- To be done: Transcribe every line of the records verbatim.

(Dataset records)
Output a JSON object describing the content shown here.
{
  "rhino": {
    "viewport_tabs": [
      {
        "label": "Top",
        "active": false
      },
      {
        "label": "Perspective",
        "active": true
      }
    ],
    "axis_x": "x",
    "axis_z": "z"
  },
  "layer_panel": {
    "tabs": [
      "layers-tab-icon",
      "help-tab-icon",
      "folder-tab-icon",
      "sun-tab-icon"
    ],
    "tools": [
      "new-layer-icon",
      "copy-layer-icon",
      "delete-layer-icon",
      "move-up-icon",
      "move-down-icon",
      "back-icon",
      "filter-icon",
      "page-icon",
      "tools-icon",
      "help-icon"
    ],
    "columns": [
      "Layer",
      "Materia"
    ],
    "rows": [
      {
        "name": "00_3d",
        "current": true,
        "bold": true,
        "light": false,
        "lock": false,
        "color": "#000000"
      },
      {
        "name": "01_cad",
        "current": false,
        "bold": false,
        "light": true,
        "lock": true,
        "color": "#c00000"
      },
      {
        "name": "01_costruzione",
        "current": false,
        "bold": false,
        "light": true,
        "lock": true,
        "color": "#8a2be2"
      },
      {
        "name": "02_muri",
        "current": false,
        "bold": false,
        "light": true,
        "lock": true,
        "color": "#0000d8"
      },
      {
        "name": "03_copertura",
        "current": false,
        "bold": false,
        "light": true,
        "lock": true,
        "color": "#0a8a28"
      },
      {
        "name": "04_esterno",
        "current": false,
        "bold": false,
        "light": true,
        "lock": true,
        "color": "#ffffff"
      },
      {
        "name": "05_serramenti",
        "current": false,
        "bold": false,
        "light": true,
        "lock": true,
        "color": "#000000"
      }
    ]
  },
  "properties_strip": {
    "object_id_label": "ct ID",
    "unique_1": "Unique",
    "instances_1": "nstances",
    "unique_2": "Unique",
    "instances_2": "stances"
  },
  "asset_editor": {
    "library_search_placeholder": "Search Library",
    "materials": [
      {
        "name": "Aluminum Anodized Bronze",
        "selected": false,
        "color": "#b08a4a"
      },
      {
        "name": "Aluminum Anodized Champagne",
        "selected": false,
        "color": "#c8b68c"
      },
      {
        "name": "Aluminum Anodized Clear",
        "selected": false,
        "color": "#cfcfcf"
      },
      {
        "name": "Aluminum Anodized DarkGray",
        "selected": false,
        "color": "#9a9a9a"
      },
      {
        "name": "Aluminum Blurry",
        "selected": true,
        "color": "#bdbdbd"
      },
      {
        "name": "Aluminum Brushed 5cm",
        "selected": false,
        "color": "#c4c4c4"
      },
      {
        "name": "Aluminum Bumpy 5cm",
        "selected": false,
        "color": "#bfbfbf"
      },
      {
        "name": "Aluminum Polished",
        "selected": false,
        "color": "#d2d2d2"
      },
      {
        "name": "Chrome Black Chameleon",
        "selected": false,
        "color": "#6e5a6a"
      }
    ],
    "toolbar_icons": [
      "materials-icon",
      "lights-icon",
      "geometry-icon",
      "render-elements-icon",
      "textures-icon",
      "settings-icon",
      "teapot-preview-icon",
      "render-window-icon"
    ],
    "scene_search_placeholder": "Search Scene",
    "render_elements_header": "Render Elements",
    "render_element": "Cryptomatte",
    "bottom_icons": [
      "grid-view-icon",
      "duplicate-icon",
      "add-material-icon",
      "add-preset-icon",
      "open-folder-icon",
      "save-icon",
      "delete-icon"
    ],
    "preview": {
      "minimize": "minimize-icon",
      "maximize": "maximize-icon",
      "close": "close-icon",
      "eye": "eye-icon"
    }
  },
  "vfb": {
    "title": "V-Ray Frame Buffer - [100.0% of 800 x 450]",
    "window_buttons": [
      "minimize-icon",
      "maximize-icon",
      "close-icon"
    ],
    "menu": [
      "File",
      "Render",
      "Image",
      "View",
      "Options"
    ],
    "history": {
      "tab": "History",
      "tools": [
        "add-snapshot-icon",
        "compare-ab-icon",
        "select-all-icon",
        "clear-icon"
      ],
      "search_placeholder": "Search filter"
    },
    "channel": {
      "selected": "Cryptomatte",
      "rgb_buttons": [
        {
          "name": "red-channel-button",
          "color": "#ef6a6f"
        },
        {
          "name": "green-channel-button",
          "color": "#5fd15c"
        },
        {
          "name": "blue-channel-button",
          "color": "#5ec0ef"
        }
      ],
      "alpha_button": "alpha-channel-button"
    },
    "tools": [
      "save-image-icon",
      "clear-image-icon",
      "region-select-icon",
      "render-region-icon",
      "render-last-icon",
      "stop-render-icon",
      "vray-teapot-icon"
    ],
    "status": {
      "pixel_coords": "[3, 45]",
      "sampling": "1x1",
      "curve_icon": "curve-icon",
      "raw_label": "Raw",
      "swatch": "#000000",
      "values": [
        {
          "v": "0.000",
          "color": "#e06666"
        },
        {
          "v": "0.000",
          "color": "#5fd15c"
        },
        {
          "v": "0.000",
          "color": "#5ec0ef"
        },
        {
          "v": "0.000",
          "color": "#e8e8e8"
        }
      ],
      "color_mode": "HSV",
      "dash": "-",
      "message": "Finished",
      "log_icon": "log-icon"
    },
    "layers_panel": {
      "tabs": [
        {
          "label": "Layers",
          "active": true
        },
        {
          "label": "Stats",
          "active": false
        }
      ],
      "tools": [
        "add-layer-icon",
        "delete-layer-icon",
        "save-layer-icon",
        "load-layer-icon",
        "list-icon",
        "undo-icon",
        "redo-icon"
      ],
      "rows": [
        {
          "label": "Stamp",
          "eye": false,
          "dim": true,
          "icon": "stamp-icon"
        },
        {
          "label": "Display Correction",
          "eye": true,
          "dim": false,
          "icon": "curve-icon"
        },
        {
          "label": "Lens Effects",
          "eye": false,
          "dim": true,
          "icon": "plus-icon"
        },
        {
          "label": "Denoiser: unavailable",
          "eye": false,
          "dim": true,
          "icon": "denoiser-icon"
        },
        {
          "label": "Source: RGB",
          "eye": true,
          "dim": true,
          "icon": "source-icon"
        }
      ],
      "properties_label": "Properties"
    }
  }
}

- Result for this exercise:
Output a JSON object describing the content shown here.
{
  "rhino": {
    "viewport_tabs": [
      {
        "label": "Top",
        "active": false
      },
      {
        "label": "Perspective",
        "active": true
      }
    ],
    "axis_x": "x",
    "axis_z": "z"
  },
  "layer_panel": {
    "tabs": [
      "layers-tab-icon",
      "help-tab-icon",
      "folder-tab-icon",
      "sun-tab-icon"
    ],
    "tools": [
      "new-layer-icon",
      "copy-layer-icon",
      "delete-layer-icon",
      "move-up-icon",
      "move-down-icon",
      "back-icon",
      "filter-icon",
      "page-icon",
      "tools-icon",
      "help-icon"
    ],
    "columns": [
      "Layer",
      "Materia"
    ],
    "rows": [
      {
        "name": "00_3d",
        "current": true,
        "bold": true,
        "light": false,
        "lock": false,
        "color": "#000000"
      },
      {
        "name": "01_cad",
        "current": false,
        "bold": false,
        "light": true,
        "lock": true,
        "color": "#c00000"
      },
      {
        "name": "01_costruzione",
        "current": false,
        "bold": false,
        "light": true,
        "lock": true,
        "color": "#8a2be2"
      },
      {
        "name": "02_muri",
        "current": false,
        "bold": false,
        "light": true,
        "lock": true,
        "color": "#0000d8"
      },
      {
        "name": "03_copertura",
        "current": false,
        "bold": false,
        "light": true,
        "lock": true,
        "color": "#0a8a28"
      },
      {
        "name": "04_esterno",
        "current": false,
        "bold": false,
        "light": true,
        "lock": true,
        "color": "#ffffff"
      },
      {
        "name": "05_serramenti",
        "current": false,
        "bold": false,
        "light": true,
        "lock": true,
        "color": "#000000"
      }
    ]
  },
  "properties_strip": {
    "object_id_label": "ct ID",
    "unique_1": "Unique",
    "instances_1": "nstances",
    "unique_2": "Unique",
    "instances_2": "stances"
  },
  "asset_editor": {
    "library_search_placeholder": "Search Library",
    "materials": [
      {
        "name": "Aluminum Anodized Bronze",
        "selected": false,
        "color": "#b08a4a"
      },
      {
        "name": "Aluminum Anodized Champagne",
        "selected": false,
        "color": "#c8b68c"
      },
      {
        "name": "Aluminum Anodized Clear",
        "selected": false,
        "color": "#cfcfcf"
      },
      {
        "name": "Aluminum Anodized DarkGray",
        "selected": false,
        "color": "#9a9a9a"
      },
      {
        "name": "Aluminum Blurry",
        "selected": true,
        "color": "#bdbdbd"
      },
      {
        "name": "Aluminum Brushed 5cm",
        "selected": false,
        "color": "#c4c4c4"
      },
      {
        "name": "Aluminum Bumpy 5cm",
        "selected": false,
        "color": "#bfbfbf"
      },
      {
        "name": "Aluminum Polished",
        "selected": false,
        "color": "#d2d2d2"
      },
      {
        "name": "Chrome Black Chameleon",
        "selected": false,
        "color": "#6e5a6a"
      }
    ],
    "toolbar_icons": [
      "materials-icon",
      "lights-icon",
      "geometry-icon",
      "render-elements-icon",
      "textures-icon",
      "settings-icon",
      "teapot-preview-icon",
      "render-window-icon"
    ],
    "scene_search_placeholder": "Search Scene",
    "render_elements_header": "Render Elements",
    "render_element": "Cryptomatte",
    "bottom_icons": [
      "grid-view-icon",
      "duplicate-icon",
      "add-material-icon",
      "add-preset-icon",
      "open-folder-icon",
      "save-icon",
      "delete-icon"
    ],
    "preview": {
      "minimize": "minimize-icon",
      "maximize": "maximize-icon",
      "close": "close-icon",
      "eye": "eye-icon"
    }
  },
  "vfb": {
    "title": "V-Ray Frame Buffer - [100.0% of 800 x 450]",
    "window_buttons": [
      "minimize-icon",
      "maximize-icon",
      "close-icon"
    ],
    "menu": [
      "File",
      "Render",
      "Image",
      "View",
      "Options"
    ],
    "history": {
      "tab": "History",
      "tools": [
        "add-snapshot-icon",
        "compare-ab-icon",
        "select-all-icon",
        "clear-icon"
      ],
      "search_placeholder": "Search filter"
    },
    "channel": {
      "selected": "Cryptomatte",
      "rgb_buttons": [
        {
          "name": "red-channel-button",
          "color": "#ef6a6f"
        },
        {
          "name": "green-channel-button",
          "color": "#5fd15c"
        },
        {
          "name": "blue-channel-button",
          "color": "#5ec0ef"
        }
      ],
      "alpha_button": "alpha-channel-button"
    },
    "tools": [
      "save-image-icon",
      "clear-image-icon",
      "region-select-icon",
      "render-region-icon",
      "render-last-icon",
      "stop-render-icon",
      "vray-teapot-icon"
    ],
    "status": {
      "pixel_coords": "[3, 45]",
      "sampling": "1x1",
      "curve_icon": "curve-icon",
      "raw_label": "Raw",
      "swatch": "#000000",
      "values": [
        {
          "v": "0.000",
          "color": "#e06666"
        },
        {
          "v": "0.000",
          "color": "#5fd15c"
        },
        {
          "v": "0.000",
          "color": "#5ec0ef"
        },
        {
          "v": "0.000",
          "color": "#e8e8e8"
        }
      ],
      "color_mode": "HSV",
      "dash": "-",
      "message": "Finished",
      "log_icon": "log-icon"
    },
    "layers_panel": {
      "tabs": [
        {
          "label": "Layers",
          "active": true
        },
        {
          "label": "Stats",
          "active": false
        }
      ],
      "tools": [
        "add-layer-icon",
        "delete-layer-icon",
        "save-layer-icon",
        "load-layer-icon",
        "list-icon",
        "undo-icon",
        "redo-icon"
      ],
      "rows": [
        {
          "label": "Stamp",
          "eye": false,
          "dim": true,
          "icon": "stamp-icon"
        },
        {
          "label": "Display Correction",
          "eye": true,
          "dim": false,
          "icon": "curve-icon"
        },
        {
          "label": "Lens Effects",
          "eye": false,
          "dim": true,
          "icon": "plus-icon"
        },
        {
          "label": "Denoiser: unavailable",
          "eye": false,
          "dim": true,
          "icon": "denoiser-icon"
        },
        {
          "label": "Source: RGB",
          "eye": true,
          "dim": true,
          "icon": "source-icon"
        }
      ],
      "properties_label": "Properties"
    }
  }
}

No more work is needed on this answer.